## What to do:
Working from the entries below, count every line that includes the word "Paris". Return the figure alone.

(Collected data entries)
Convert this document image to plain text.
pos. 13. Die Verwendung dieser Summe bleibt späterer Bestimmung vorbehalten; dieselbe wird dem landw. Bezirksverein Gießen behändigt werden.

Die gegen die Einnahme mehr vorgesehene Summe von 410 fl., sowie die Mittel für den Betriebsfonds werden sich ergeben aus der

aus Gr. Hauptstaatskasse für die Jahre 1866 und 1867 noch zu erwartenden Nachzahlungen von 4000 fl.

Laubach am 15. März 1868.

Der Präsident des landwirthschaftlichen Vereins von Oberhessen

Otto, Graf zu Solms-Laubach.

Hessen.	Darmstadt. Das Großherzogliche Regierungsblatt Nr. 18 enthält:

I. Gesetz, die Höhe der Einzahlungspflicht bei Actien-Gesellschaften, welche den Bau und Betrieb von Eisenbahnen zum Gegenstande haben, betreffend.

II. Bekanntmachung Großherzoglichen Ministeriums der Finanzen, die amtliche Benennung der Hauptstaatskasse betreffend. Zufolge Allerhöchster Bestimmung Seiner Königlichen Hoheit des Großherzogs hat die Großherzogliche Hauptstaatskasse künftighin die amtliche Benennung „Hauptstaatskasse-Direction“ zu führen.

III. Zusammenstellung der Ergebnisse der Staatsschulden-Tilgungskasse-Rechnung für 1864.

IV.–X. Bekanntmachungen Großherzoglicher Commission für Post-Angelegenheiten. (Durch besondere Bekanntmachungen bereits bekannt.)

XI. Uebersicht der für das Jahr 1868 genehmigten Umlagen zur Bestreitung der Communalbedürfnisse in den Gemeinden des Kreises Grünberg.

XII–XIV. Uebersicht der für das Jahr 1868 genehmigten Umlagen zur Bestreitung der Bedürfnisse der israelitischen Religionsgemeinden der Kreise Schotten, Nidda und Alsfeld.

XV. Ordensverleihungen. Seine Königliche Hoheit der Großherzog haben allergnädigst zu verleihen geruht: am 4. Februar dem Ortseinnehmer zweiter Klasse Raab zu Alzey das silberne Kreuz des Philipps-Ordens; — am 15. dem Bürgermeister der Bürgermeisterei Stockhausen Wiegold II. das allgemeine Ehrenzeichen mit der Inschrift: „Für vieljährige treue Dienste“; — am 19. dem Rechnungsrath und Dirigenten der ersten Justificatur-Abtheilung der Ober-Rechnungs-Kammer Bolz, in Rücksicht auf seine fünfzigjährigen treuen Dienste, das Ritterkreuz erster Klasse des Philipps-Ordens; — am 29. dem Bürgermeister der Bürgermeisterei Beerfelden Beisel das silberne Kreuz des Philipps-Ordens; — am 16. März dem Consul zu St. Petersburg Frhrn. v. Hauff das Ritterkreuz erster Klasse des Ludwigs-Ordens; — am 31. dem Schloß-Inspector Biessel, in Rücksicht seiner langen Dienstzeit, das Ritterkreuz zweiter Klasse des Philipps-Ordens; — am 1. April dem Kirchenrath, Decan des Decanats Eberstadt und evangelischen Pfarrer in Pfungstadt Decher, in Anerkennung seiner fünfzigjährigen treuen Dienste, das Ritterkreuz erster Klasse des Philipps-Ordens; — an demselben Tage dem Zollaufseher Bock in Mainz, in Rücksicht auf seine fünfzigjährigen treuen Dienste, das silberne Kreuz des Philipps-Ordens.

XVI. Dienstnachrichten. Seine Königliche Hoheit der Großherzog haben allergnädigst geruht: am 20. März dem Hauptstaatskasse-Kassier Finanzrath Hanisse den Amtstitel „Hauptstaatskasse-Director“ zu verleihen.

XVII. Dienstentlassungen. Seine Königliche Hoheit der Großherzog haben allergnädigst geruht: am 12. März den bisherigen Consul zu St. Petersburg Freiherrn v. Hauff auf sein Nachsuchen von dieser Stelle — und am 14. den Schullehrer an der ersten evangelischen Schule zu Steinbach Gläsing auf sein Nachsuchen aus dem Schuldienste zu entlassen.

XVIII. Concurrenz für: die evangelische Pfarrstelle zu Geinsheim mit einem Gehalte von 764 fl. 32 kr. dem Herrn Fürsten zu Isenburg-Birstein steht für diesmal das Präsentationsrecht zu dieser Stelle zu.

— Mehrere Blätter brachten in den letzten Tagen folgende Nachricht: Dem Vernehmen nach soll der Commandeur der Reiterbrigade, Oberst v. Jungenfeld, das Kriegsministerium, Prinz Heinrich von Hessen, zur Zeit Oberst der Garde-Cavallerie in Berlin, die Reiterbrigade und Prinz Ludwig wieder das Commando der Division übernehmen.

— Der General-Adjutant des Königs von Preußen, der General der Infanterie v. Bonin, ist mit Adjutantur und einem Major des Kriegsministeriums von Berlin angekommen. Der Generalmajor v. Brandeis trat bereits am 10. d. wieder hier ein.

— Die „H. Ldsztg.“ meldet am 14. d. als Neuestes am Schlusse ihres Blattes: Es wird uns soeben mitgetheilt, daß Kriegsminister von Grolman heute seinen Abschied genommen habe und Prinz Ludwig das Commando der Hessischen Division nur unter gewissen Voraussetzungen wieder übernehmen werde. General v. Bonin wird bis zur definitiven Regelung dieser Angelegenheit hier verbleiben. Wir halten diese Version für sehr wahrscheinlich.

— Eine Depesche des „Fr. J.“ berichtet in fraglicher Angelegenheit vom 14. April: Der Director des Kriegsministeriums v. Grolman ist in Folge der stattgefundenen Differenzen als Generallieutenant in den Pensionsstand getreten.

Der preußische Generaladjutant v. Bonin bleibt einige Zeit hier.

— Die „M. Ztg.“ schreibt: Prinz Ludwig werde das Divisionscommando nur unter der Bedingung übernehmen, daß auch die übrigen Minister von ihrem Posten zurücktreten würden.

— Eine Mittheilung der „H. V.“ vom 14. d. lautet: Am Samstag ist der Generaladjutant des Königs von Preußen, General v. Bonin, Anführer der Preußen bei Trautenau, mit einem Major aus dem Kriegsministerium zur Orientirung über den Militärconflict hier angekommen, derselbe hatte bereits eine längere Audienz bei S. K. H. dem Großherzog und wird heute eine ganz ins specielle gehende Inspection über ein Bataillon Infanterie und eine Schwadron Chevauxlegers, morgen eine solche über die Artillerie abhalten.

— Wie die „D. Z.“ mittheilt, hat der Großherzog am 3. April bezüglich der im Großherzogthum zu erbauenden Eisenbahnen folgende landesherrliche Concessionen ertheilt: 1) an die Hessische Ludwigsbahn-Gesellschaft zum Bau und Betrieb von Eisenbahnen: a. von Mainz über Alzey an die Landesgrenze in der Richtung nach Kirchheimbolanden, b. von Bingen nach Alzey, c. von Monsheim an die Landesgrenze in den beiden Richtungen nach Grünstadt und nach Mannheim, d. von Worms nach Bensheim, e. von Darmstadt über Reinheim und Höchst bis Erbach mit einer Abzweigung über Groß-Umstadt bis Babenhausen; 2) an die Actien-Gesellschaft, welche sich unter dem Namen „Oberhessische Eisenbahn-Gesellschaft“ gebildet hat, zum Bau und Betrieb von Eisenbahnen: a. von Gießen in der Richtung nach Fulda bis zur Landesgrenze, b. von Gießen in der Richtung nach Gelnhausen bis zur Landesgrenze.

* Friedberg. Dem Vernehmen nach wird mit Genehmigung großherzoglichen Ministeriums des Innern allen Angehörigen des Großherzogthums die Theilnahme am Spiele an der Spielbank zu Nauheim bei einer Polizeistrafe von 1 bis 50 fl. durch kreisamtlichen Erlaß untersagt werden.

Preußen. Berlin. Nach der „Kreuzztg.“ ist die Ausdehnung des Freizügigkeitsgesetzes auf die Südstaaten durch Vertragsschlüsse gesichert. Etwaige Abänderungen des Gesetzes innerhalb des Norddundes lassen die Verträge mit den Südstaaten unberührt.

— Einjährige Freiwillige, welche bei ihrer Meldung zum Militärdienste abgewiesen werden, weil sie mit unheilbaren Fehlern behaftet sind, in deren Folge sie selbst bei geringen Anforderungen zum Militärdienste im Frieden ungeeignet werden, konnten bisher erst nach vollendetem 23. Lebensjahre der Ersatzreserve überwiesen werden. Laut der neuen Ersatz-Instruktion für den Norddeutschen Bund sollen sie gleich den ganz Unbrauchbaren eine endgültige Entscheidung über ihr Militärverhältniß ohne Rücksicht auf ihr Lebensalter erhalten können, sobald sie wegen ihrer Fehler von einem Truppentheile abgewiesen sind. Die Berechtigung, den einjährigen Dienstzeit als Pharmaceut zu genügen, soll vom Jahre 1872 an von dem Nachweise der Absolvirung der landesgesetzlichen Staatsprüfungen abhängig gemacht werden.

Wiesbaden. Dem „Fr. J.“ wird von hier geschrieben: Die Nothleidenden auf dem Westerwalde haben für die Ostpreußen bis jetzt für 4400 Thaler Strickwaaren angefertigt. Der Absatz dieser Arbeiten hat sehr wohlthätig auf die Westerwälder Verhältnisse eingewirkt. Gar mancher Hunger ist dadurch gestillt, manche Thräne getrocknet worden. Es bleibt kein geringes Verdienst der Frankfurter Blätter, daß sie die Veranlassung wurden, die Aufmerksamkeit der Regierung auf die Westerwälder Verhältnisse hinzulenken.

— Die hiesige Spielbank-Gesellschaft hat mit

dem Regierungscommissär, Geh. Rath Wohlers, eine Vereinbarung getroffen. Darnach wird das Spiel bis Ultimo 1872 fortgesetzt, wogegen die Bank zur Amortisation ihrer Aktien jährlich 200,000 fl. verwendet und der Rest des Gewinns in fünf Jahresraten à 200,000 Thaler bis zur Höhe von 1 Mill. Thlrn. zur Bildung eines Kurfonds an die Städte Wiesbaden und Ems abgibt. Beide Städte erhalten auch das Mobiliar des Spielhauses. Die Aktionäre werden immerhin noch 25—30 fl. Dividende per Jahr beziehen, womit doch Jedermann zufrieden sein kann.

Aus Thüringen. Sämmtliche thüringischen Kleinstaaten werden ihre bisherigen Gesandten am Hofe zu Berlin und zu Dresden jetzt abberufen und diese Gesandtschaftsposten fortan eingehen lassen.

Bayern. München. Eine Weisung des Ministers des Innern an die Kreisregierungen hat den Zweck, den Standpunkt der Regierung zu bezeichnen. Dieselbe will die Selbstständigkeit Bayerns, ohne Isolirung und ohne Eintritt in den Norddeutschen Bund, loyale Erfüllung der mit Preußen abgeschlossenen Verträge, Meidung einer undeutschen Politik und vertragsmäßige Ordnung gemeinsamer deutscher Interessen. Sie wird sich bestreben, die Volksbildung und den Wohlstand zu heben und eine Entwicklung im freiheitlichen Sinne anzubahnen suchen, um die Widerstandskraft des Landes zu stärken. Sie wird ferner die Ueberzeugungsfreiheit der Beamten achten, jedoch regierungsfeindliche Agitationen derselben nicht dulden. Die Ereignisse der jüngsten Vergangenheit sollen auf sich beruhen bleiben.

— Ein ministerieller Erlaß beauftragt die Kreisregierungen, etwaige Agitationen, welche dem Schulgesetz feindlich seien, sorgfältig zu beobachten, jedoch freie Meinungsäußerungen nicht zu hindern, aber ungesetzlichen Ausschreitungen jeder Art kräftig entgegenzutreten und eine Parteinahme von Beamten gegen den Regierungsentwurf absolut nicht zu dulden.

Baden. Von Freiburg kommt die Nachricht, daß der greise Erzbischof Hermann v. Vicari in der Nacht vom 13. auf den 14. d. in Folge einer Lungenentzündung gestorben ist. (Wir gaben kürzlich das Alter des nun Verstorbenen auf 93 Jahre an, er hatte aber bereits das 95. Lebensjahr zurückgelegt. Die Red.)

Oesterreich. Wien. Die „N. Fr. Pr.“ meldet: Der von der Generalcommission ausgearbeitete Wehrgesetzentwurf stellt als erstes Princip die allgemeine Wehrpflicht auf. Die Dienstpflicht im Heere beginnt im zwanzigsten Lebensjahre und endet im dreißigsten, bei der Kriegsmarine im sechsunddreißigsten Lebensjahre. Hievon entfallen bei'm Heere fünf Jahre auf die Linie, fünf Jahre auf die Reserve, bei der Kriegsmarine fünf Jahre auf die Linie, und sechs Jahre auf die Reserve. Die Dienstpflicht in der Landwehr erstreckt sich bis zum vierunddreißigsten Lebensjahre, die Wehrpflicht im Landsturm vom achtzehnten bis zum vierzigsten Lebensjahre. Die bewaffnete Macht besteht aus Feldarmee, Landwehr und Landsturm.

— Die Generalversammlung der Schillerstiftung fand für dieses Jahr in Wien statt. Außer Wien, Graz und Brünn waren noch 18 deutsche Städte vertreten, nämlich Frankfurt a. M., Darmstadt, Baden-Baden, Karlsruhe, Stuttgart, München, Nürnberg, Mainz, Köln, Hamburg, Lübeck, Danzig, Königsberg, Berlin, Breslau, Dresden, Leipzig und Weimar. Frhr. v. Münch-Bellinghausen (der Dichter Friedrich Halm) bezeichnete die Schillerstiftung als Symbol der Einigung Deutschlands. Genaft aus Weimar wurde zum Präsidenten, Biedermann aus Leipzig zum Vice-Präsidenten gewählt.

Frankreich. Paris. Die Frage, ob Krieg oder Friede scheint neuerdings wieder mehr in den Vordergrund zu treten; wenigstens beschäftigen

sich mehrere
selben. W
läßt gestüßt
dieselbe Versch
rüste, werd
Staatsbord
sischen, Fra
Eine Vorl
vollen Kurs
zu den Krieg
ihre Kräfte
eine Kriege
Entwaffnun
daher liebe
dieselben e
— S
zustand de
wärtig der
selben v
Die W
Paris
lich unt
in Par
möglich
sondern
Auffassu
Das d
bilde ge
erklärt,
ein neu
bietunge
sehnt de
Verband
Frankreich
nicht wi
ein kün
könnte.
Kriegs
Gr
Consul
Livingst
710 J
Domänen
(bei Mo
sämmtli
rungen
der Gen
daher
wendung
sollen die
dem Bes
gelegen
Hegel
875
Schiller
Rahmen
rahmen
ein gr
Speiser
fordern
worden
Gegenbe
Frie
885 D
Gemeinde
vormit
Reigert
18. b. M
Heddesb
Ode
* * *
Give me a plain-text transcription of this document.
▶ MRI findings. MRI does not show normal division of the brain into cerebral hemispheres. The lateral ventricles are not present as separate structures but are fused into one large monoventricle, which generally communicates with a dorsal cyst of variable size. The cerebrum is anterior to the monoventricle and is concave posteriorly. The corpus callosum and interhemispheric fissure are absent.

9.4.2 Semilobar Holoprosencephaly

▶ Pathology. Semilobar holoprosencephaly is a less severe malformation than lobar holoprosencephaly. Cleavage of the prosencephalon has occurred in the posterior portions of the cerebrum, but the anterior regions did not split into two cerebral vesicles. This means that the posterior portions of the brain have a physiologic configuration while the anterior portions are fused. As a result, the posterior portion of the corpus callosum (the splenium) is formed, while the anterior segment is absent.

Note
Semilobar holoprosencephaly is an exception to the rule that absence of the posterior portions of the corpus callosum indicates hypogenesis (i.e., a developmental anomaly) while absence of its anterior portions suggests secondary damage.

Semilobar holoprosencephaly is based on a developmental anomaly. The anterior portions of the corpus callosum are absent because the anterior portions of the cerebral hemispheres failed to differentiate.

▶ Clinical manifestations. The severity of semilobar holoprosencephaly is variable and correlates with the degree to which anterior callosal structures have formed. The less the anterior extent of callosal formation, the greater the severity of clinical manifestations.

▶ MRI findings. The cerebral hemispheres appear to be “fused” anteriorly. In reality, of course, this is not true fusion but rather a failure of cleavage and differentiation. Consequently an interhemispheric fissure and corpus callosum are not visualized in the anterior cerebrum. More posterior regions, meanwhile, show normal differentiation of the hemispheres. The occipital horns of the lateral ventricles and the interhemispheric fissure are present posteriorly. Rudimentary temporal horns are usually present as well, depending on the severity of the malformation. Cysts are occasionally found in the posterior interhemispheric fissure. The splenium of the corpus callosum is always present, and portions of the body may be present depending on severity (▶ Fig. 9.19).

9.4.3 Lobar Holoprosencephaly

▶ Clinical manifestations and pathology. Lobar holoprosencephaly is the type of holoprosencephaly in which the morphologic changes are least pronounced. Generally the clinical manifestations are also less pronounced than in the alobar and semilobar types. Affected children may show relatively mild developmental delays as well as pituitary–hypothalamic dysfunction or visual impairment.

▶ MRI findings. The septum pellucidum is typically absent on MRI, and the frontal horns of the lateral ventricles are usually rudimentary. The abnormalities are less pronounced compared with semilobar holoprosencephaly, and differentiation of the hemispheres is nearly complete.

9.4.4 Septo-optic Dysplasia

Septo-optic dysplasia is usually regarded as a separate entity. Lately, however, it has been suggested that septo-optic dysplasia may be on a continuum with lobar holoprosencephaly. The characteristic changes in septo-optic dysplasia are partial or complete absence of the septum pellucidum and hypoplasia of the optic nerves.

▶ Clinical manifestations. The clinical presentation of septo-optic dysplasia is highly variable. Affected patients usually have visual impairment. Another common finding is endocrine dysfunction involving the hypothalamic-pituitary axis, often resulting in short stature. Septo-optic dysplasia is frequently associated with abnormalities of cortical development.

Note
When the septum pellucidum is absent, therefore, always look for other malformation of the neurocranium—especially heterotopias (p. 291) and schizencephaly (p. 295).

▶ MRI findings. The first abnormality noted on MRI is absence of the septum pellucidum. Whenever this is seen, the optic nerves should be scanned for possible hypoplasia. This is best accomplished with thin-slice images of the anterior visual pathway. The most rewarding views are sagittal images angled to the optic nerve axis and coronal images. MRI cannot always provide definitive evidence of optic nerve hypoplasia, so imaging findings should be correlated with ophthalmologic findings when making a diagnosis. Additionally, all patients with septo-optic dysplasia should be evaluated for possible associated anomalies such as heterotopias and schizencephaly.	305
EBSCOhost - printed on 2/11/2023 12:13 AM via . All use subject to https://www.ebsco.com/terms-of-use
* * *
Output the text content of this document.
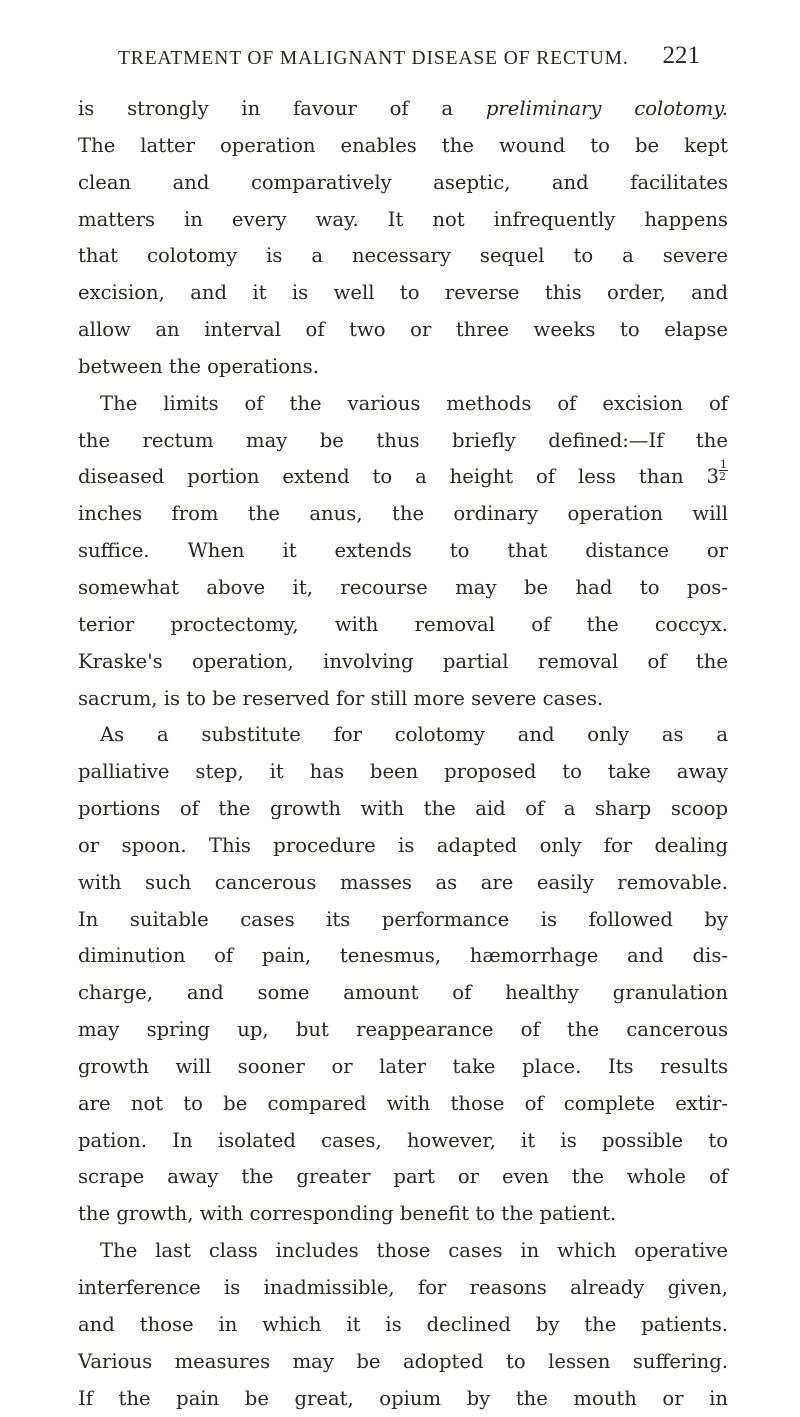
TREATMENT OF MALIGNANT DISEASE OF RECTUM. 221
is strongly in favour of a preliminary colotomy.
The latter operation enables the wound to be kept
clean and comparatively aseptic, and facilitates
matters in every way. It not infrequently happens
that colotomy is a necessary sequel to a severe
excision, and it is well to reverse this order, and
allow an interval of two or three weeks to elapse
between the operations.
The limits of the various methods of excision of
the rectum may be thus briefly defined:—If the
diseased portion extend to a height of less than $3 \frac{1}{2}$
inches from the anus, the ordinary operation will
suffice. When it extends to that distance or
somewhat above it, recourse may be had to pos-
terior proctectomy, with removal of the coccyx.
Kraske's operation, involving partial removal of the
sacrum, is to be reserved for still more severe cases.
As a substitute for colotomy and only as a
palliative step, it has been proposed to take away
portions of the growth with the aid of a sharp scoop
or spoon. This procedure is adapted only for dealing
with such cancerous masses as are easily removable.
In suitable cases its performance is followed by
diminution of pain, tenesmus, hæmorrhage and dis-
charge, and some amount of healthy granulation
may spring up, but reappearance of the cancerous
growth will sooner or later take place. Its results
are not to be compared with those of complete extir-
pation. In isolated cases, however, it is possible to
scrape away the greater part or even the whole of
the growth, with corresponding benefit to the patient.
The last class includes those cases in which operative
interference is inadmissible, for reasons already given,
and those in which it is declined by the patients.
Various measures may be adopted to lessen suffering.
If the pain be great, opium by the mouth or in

## Solution to this exercise:
2